Data items
----
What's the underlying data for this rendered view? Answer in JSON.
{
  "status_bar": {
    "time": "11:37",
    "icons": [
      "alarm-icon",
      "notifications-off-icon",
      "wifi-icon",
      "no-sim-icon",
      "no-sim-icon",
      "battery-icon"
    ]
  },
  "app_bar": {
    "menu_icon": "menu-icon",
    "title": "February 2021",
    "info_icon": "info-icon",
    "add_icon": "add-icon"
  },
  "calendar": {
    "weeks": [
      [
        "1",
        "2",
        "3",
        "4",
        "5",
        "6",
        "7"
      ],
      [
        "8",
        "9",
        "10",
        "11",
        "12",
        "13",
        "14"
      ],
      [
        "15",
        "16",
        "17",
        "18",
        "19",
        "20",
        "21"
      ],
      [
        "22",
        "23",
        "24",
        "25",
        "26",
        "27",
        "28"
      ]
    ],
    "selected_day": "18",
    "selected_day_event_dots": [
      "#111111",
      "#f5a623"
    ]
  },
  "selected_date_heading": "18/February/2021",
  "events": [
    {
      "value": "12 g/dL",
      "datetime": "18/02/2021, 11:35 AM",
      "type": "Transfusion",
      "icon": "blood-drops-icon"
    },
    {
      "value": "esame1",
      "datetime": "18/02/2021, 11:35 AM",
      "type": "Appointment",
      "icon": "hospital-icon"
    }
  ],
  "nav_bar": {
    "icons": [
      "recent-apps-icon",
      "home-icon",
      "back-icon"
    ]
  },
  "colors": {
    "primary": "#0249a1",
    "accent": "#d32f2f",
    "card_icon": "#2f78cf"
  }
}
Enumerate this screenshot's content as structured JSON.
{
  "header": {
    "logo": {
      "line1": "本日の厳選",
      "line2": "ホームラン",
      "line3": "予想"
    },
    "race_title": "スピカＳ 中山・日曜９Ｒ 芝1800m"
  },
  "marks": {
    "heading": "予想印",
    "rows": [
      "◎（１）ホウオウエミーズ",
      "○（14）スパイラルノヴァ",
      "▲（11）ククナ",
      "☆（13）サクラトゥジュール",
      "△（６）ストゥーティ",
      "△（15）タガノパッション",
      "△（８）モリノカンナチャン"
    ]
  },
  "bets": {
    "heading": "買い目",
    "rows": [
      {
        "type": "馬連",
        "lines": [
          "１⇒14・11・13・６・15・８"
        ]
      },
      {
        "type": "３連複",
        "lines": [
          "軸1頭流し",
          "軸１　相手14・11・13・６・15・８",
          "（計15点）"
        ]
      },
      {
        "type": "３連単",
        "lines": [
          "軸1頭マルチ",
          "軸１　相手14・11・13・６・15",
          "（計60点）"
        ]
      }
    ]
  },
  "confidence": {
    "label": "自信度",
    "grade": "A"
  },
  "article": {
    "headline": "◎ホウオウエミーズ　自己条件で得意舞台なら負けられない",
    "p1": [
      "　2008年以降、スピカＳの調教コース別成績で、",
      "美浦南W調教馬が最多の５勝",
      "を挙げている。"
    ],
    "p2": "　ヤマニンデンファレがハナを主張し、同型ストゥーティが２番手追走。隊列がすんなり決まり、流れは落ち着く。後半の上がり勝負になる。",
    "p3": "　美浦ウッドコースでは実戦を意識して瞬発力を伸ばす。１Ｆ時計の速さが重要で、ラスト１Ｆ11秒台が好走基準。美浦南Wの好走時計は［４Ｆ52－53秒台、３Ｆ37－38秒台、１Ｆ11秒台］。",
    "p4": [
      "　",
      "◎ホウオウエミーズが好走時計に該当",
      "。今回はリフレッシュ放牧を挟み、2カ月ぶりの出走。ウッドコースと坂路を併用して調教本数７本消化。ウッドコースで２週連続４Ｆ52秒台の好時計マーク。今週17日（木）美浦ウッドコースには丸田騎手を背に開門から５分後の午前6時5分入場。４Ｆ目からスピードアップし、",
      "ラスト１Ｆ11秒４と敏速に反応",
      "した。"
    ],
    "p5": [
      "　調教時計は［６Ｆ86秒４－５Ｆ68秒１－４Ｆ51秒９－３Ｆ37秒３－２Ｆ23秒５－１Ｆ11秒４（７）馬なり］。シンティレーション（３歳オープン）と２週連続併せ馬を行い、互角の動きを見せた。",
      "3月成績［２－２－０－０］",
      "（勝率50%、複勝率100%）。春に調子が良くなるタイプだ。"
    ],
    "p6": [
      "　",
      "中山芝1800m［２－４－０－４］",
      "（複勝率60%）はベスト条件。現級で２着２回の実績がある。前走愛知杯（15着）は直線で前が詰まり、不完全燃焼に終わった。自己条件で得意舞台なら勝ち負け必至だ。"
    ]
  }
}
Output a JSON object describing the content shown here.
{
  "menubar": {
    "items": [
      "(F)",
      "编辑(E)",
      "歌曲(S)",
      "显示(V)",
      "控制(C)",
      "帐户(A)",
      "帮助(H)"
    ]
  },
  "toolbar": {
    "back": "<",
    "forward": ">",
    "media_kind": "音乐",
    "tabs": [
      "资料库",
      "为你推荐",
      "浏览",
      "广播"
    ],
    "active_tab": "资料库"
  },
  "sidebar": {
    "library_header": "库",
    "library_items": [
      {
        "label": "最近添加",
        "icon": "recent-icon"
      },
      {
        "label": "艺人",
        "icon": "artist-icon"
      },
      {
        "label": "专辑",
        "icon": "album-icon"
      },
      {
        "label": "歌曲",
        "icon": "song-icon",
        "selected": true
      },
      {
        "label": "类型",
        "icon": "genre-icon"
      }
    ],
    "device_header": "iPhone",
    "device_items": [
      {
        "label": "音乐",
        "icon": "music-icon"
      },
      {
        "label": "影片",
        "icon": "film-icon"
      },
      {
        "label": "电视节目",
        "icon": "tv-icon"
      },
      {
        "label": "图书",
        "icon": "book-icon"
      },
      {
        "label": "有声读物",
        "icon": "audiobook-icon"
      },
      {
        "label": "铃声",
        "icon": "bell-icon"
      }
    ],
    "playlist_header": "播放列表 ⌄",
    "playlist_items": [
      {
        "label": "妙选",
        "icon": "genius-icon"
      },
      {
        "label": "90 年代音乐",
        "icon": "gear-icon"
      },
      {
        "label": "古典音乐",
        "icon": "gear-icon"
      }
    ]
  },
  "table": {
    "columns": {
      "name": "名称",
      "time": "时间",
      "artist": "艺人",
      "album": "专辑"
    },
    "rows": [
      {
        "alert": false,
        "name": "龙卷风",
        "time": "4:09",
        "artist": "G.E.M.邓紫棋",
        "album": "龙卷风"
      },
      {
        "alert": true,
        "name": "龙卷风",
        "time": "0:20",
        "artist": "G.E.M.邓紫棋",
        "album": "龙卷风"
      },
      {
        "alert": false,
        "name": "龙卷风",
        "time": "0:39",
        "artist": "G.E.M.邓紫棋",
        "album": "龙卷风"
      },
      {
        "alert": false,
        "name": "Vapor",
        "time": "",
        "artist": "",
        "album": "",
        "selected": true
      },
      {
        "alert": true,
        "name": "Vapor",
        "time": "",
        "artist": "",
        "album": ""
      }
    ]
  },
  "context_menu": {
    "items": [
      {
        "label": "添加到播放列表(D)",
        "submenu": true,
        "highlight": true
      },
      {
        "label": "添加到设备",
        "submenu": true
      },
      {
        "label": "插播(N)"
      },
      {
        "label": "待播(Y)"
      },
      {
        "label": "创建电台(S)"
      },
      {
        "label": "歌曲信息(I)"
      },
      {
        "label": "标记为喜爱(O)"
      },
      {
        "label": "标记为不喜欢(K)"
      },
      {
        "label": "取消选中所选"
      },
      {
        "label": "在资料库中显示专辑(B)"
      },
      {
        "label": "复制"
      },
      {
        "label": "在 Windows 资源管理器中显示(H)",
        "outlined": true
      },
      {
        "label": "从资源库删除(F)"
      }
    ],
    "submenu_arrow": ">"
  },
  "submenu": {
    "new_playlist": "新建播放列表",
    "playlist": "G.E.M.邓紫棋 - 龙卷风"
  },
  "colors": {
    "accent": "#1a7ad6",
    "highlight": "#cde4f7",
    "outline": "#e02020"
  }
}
----
§ Description of the task
Of all the lines above, how many contain the word "type"? Give the number and nothing else.

§ Exercise result
5